Task requirements: Present every line in which the string "JSON" appears.

Provided data:
┄┄┄┄┄┄

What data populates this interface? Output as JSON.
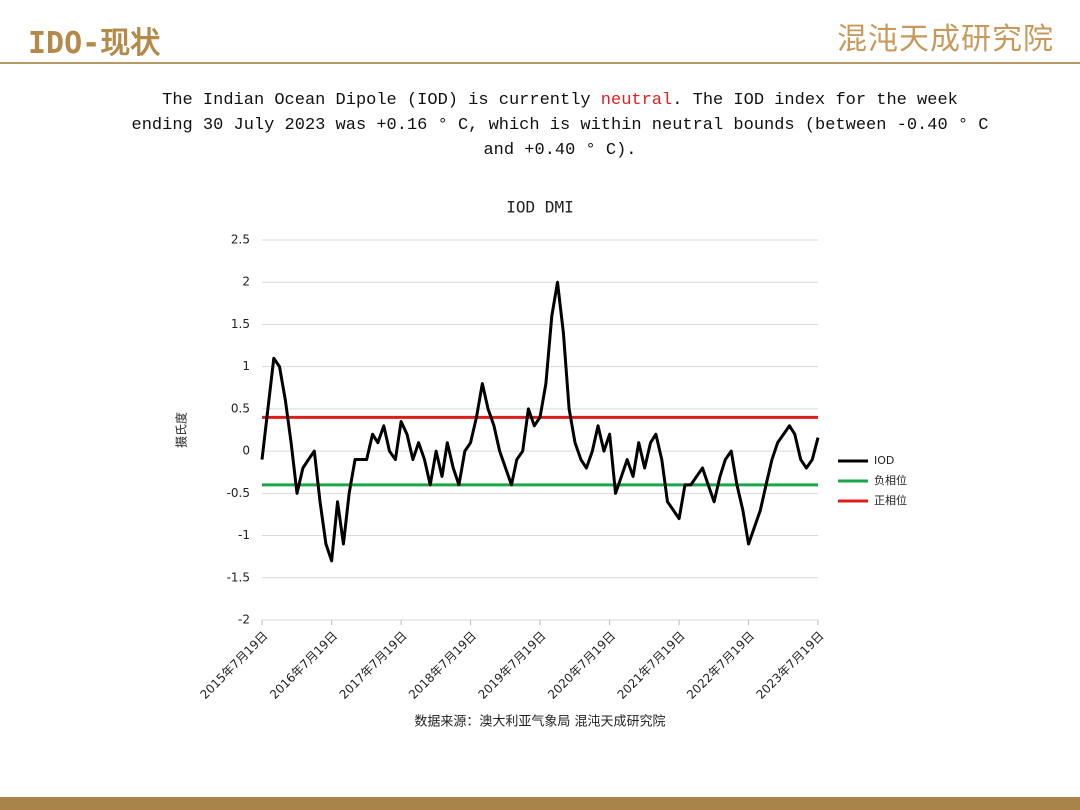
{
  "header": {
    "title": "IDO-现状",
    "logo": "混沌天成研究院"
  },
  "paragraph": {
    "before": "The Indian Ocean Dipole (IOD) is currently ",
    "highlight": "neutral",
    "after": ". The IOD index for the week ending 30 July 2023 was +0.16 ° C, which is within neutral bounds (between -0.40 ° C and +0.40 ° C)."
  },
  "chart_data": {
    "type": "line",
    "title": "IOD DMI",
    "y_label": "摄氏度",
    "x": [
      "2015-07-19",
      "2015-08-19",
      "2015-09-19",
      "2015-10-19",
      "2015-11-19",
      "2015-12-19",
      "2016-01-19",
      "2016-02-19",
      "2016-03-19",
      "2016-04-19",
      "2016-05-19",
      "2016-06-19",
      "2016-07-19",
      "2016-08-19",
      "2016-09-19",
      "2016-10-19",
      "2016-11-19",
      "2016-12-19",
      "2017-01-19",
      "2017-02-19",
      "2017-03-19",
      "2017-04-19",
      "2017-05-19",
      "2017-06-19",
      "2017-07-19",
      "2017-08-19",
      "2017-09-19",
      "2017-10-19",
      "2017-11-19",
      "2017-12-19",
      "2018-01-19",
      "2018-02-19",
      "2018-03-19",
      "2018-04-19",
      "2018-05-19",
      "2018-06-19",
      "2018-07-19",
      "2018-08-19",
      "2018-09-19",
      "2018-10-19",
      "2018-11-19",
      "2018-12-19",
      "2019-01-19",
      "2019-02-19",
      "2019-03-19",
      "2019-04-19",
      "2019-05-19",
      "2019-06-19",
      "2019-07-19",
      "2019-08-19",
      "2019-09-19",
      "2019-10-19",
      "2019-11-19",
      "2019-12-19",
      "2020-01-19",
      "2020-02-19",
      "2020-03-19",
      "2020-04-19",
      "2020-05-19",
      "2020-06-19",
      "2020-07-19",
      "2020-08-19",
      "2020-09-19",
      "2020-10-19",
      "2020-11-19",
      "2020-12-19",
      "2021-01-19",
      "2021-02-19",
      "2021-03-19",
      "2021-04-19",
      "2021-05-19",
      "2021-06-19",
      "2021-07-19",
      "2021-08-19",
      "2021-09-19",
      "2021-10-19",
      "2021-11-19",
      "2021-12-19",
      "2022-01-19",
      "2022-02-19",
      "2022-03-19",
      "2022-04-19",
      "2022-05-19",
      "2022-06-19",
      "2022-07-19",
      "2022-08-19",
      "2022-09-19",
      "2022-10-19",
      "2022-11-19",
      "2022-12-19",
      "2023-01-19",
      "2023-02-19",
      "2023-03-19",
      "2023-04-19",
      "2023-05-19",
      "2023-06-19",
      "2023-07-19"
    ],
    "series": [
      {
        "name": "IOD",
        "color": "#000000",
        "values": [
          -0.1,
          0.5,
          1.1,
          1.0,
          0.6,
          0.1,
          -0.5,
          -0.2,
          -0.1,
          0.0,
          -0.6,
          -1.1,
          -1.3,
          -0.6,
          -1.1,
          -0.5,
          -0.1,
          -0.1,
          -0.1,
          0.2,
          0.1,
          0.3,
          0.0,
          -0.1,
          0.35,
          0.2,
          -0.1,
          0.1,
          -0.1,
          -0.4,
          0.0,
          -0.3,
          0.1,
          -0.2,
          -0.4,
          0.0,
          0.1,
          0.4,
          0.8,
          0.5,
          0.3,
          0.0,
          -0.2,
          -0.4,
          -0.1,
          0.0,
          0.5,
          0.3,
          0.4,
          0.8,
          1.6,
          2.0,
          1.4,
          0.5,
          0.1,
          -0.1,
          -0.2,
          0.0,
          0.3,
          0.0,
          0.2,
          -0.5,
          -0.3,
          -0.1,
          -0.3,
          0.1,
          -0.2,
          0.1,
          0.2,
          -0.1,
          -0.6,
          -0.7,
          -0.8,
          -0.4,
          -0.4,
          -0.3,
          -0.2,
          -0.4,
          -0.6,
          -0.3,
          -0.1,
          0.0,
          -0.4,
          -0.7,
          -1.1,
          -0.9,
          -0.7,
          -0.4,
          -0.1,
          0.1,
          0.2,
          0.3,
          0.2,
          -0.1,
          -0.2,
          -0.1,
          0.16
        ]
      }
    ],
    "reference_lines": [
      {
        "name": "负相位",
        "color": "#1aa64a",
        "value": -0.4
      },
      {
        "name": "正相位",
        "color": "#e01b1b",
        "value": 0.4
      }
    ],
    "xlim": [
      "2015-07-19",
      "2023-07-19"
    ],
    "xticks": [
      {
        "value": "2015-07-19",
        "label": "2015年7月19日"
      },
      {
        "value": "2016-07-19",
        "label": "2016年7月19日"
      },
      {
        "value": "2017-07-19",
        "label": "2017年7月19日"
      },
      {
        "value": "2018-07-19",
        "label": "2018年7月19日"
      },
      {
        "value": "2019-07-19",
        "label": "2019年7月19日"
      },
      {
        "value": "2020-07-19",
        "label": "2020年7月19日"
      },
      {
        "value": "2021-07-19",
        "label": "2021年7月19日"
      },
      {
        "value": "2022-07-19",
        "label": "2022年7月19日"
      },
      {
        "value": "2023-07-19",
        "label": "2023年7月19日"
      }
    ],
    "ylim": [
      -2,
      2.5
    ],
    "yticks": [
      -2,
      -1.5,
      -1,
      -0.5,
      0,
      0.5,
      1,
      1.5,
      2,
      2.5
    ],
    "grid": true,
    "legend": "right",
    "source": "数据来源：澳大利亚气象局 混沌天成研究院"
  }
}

┄┄┄┄┄┄

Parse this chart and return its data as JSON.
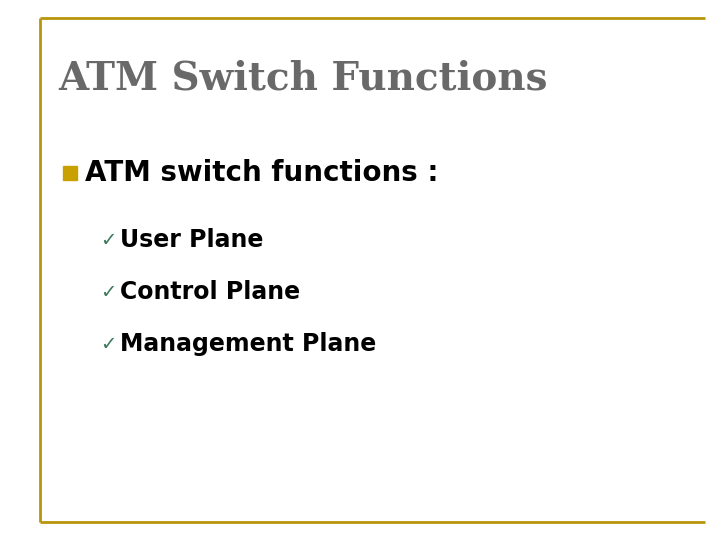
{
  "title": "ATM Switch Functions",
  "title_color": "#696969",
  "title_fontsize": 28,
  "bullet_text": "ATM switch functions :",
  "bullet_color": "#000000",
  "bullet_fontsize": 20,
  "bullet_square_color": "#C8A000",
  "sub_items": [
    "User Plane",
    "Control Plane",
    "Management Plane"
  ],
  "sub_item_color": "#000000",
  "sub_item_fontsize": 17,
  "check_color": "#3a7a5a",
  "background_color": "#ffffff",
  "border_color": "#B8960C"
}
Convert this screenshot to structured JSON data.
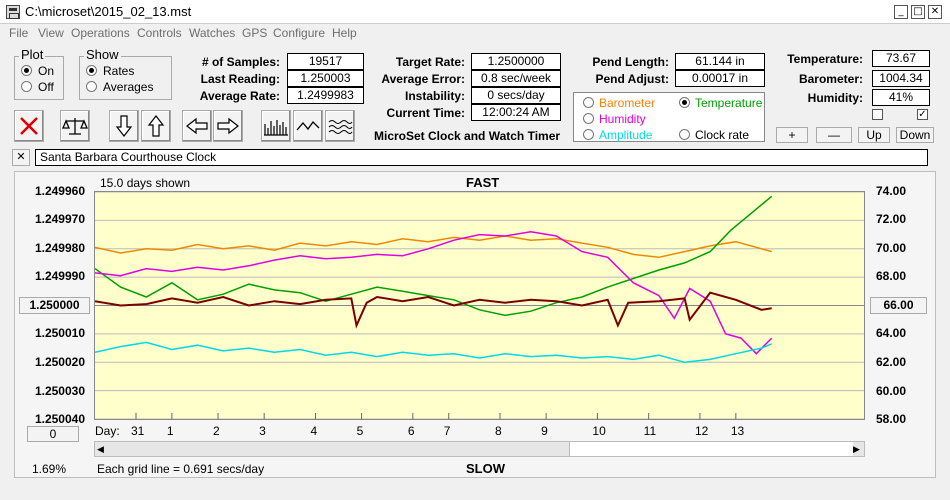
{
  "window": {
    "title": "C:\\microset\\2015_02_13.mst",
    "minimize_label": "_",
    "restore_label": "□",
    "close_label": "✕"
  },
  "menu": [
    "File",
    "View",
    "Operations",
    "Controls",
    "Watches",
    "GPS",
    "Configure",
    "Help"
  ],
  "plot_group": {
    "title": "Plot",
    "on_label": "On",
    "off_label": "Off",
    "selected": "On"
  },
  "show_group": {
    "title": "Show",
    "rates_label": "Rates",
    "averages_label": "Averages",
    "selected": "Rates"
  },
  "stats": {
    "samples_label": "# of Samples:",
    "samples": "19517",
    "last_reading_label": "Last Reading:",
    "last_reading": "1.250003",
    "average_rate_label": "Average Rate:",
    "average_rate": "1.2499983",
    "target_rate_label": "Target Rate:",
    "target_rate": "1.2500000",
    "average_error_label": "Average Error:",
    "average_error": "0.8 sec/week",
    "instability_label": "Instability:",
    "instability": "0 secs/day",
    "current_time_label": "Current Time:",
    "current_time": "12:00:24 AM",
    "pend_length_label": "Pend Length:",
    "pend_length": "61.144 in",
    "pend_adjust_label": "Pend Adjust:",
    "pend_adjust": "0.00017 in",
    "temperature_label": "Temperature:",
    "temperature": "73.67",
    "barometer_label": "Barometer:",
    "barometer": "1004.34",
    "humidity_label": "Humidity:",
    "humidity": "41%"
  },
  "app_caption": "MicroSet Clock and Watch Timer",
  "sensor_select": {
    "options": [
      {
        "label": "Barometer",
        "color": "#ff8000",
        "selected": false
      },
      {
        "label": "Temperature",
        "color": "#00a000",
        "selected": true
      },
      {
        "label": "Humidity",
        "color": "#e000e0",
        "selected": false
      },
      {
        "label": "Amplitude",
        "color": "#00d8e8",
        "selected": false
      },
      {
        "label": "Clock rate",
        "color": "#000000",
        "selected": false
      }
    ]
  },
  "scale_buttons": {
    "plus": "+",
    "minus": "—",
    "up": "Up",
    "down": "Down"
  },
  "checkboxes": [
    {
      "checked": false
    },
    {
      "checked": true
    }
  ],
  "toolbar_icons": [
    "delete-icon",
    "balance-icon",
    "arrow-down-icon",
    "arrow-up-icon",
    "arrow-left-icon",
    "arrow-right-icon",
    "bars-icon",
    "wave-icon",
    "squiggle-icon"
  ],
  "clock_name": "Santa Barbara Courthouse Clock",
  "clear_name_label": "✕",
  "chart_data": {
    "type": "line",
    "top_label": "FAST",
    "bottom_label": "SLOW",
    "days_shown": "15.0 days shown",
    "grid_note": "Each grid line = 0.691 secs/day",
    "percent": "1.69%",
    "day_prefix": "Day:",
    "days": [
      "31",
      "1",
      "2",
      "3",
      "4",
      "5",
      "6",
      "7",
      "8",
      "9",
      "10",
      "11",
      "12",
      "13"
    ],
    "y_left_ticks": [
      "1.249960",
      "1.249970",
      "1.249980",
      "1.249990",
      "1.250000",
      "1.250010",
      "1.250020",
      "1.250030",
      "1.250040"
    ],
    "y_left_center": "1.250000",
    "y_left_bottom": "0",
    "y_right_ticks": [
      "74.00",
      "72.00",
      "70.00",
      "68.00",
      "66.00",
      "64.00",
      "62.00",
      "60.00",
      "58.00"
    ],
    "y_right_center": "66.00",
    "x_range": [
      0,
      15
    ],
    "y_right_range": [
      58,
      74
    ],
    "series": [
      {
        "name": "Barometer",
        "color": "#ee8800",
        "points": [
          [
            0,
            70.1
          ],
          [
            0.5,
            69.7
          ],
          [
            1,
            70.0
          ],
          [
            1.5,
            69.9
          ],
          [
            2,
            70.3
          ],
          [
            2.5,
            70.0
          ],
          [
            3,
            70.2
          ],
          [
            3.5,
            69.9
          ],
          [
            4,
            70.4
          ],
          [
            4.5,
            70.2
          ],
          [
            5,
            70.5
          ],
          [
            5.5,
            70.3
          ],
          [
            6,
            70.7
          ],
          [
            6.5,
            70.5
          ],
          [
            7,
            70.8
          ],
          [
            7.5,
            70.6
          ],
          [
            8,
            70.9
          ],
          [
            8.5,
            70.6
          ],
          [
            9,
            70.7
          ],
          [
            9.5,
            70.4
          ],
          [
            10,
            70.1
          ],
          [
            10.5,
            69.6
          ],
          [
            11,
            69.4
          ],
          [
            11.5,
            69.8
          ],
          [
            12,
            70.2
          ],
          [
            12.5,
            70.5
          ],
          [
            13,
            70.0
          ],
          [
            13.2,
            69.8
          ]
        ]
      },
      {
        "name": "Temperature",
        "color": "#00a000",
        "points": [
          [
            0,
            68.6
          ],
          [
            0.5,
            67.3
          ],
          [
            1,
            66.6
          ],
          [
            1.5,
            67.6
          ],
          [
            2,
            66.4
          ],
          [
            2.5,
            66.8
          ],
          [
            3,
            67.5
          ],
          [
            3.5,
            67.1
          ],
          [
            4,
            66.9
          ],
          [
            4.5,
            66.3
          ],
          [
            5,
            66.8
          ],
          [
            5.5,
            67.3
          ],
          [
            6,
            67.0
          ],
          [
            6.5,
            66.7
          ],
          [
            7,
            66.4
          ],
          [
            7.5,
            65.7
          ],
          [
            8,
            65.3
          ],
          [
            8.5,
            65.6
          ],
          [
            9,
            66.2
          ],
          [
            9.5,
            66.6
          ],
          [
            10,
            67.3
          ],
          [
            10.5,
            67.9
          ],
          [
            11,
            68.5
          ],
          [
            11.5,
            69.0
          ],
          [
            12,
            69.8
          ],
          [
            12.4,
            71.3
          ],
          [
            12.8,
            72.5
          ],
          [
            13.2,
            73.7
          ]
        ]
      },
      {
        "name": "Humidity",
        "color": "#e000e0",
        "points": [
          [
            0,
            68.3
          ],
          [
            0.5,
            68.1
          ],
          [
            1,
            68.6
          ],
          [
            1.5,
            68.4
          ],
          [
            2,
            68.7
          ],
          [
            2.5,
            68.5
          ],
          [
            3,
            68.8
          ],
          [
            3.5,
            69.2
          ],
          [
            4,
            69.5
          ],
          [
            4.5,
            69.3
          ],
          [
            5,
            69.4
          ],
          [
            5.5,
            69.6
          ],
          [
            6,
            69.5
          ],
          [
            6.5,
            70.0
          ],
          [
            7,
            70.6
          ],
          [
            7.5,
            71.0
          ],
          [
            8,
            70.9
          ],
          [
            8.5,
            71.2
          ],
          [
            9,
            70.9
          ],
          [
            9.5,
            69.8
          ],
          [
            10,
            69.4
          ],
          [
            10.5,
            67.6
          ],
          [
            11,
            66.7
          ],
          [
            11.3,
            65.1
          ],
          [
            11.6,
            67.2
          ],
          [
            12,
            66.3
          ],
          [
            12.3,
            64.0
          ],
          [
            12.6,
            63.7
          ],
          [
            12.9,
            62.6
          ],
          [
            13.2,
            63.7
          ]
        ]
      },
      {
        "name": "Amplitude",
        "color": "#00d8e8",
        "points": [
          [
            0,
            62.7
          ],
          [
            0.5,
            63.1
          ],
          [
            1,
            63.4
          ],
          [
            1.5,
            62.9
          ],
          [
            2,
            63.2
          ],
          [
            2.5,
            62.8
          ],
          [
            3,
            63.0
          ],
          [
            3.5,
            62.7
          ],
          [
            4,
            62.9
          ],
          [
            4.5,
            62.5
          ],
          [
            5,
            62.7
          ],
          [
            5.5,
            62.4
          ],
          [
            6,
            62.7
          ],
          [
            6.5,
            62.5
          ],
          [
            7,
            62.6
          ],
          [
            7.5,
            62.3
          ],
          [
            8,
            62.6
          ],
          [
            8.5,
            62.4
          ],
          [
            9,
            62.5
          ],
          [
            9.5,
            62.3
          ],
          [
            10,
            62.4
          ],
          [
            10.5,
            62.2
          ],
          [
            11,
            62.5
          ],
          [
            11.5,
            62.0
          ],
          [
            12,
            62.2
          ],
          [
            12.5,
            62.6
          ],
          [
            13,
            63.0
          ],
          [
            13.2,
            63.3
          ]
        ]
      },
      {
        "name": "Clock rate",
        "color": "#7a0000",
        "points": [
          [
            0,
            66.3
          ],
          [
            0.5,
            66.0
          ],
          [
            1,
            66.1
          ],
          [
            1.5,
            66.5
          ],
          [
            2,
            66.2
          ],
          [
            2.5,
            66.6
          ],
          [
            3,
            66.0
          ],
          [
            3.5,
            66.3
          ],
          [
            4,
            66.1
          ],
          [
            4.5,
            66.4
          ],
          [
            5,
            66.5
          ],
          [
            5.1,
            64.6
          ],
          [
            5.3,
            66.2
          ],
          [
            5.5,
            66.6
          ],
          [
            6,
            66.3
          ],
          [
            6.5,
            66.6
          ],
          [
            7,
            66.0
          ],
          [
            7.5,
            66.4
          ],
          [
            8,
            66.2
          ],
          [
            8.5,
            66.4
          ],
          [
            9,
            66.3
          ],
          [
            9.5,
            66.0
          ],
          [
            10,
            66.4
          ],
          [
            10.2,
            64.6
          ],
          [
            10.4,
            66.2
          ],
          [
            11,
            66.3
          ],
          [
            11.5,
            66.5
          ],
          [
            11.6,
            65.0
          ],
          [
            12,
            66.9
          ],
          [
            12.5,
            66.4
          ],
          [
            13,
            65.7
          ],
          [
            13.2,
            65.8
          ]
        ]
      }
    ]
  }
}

┄┄┄┄┄┄

Completed task:
What data populates this interface? Output as JSON.
Parse this chart and return its data as JSON.
Convert this screenshot to structured JSON data.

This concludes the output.